Material provided
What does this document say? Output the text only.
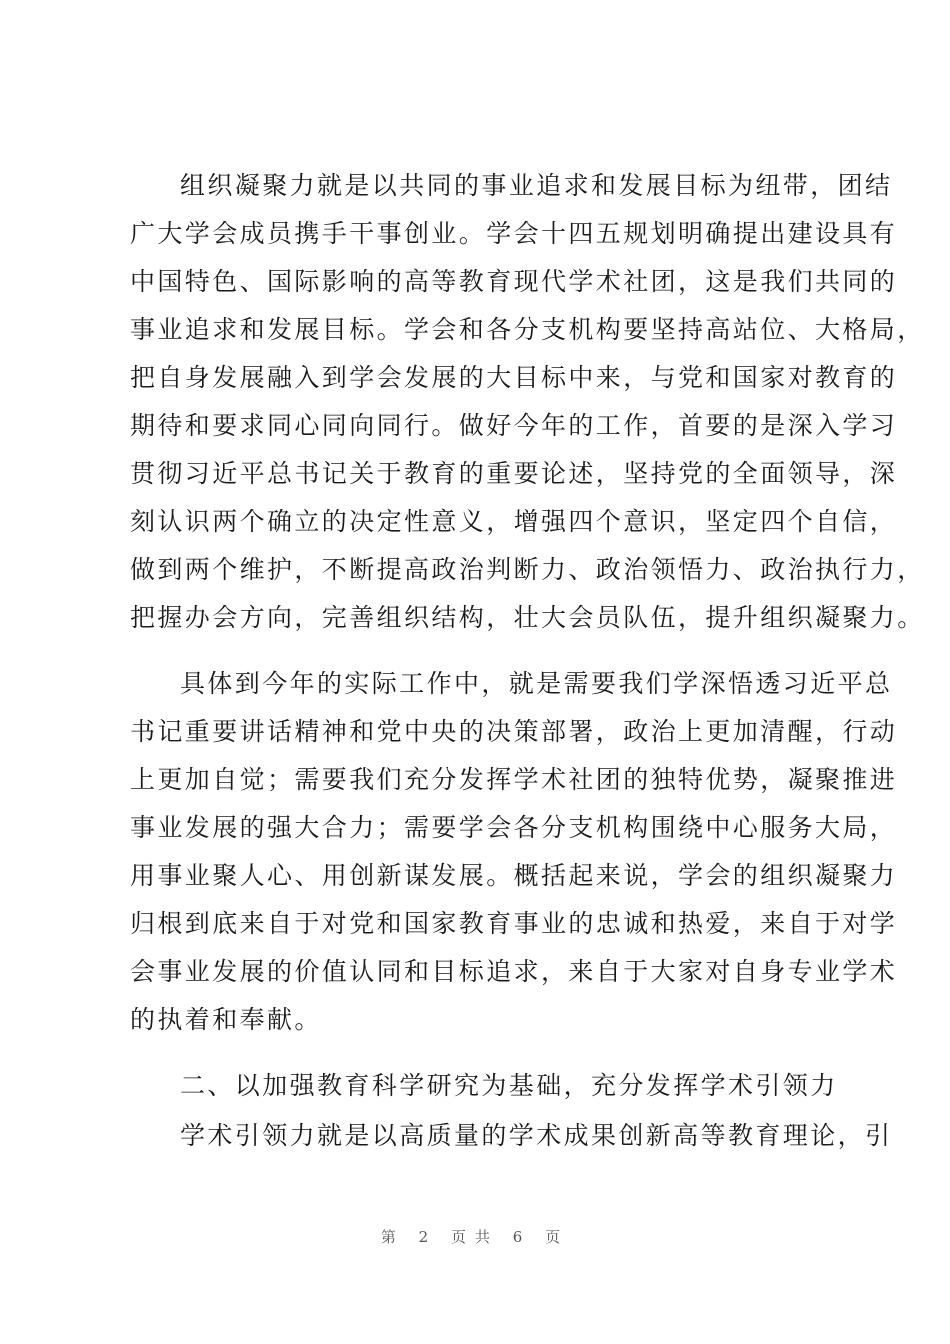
组织凝聚力就是以共同的事业追求和发展目标为纽带，团结
广大学会成员携手干事创业。学会十四五规划明确提出建设具有
中国特色、国际影响的高等教育现代学术社团，这是我们共同的
事业追求和发展目标。学会和各分支机构要坚持高站位、大格局，
把自身发展融入到学会发展的大目标中来，与党和国家对教育的
期待和要求同心同向同行。做好今年的工作，首要的是深入学习
贯彻习近平总书记关于教育的重要论述，坚持党的全面领导，深
刻认识两个确立的决定性意义，增强四个意识，坚定四个自信，
做到两个维护，不断提高政治判断力、政治领悟力、政治执行力，
把握办会方向，完善组织结构，壮大会员队伍，提升组织凝聚力。
具体到今年的实际工作中，就是需要我们学深悟透习近平总
书记重要讲话精神和党中央的决策部署，政治上更加清醒，行动
上更加自觉；需要我们充分发挥学术社团的独特优势，凝聚推进
事业发展的强大合力；需要学会各分支机构围绕中心服务大局，
用事业聚人心、用创新谋发展。概括起来说，学会的组织凝聚力
归根到底来自于对党和国家教育事业的忠诚和热爱，来自于对学
会事业发展的价值认同和目标追求，来自于大家对自身专业学术
的执着和奉献。
二、以加强教育科学研究为基础，充分发挥学术引领力
学术引领力就是以高质量的学术成果创新高等教育理论，引
第 2 页共 6 页
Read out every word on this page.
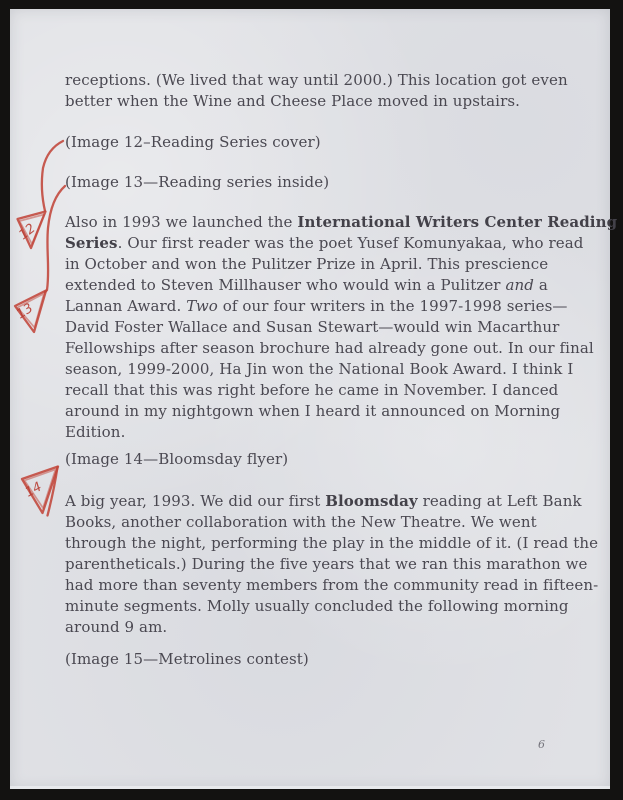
receptions. (We lived that way until 2000.) This location got even
better when the Wine and Cheese Place moved in upstairs.
(Image 12–Reading Series cover)
(Image 13—Reading series inside)
Also in 1993 we launched the International Writers Center Reading
Series. Our first reader was the poet Yusef Komunyakaa, who read
in October and won the Pulitzer Prize in April. This prescience
extended to Steven Millhauser who would win a Pulitzer and a
Lannan Award. Two of our four writers in the 1997-1998 series—
David Foster Wallace and Susan Stewart—would win Macarthur
Fellowships after season brochure had already gone out. In our final
season, 1999-2000, Ha Jin won the National Book Award. I think I
recall that this was right before he came in November. I danced
around in my nightgown when I heard it announced on Morning
Edition.
(Image 14—Bloomsday flyer)
A big year, 1993. We did our first Bloomsday reading at Left Bank
Books, another collaboration with the New Theatre. We went
through the night, performing the play in the middle of it. (I read the
parentheticals.) During the five years that we ran this marathon we
had more than seventy members from the community read in fifteen-
minute segments. Molly usually concluded the following morning
around 9 am.
(Image 15—Metrolines contest)
6
12
13
14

Exercise requirements
Exactly reproduce the entries above, minus the pictures.

Expected output
What does this document say? Output the text only.
组织凝聚力就是以共同的事业追求和发展目标为纽带，团结
广大学会成员携手干事创业。学会十四五规划明确提出建设具有
中国特色、国际影响的高等教育现代学术社团，这是我们共同的
事业追求和发展目标。学会和各分支机构要坚持高站位、大格局，
把自身发展融入到学会发展的大目标中来，与党和国家对教育的
期待和要求同心同向同行。做好今年的工作，首要的是深入学习
贯彻习近平总书记关于教育的重要论述，坚持党的全面领导，深
刻认识两个确立的决定性意义，增强四个意识，坚定四个自信，
做到两个维护，不断提高政治判断力、政治领悟力、政治执行力，
把握办会方向，完善组织结构，壮大会员队伍，提升组织凝聚力。
具体到今年的实际工作中，就是需要我们学深悟透习近平总
书记重要讲话精神和党中央的决策部署，政治上更加清醒，行动
上更加自觉；需要我们充分发挥学术社团的独特优势，凝聚推进
事业发展的强大合力；需要学会各分支机构围绕中心服务大局，
用事业聚人心、用创新谋发展。概括起来说，学会的组织凝聚力
归根到底来自于对党和国家教育事业的忠诚和热爱，来自于对学
会事业发展的价值认同和目标追求，来自于大家对自身专业学术
的执着和奉献。
二、以加强教育科学研究为基础，充分发挥学术引领力
学术引领力就是以高质量的学术成果创新高等教育理论，引
第 2 页共 6 页
Read out every word on this page.
receptions. (We lived that way until 2000.) This location got even
better when the Wine and Cheese Place moved in upstairs.
(Image 12–Reading Series cover)
(Image 13—Reading series inside)
Also in 1993 we launched the International Writers Center Reading
Series. Our first reader was the poet Yusef Komunyakaa, who read
in October and won the Pulitzer Prize in April. This prescience
extended to Steven Millhauser who would win a Pulitzer and a
Lannan Award. Two of our four writers in the 1997-1998 series—
David Foster Wallace and Susan Stewart—would win Macarthur
Fellowships after season brochure had already gone out. In our final
season, 1999-2000, Ha Jin won the National Book Award. I think I
recall that this was right before he came in November. I danced
around in my nightgown when I heard it announced on Morning
Edition.
(Image 14—Bloomsday flyer)
A big year, 1993. We did our first Bloomsday reading at Left Bank
Books, another collaboration with the New Theatre. We went
through the night, performing the play in the middle of it. (I read the
parentheticals.) During the five years that we ran this marathon we
had more than seventy members from the community read in fifteen-
minute segments. Molly usually concluded the following morning
around 9 am.
(Image 15—Metrolines contest)
6
12
13
14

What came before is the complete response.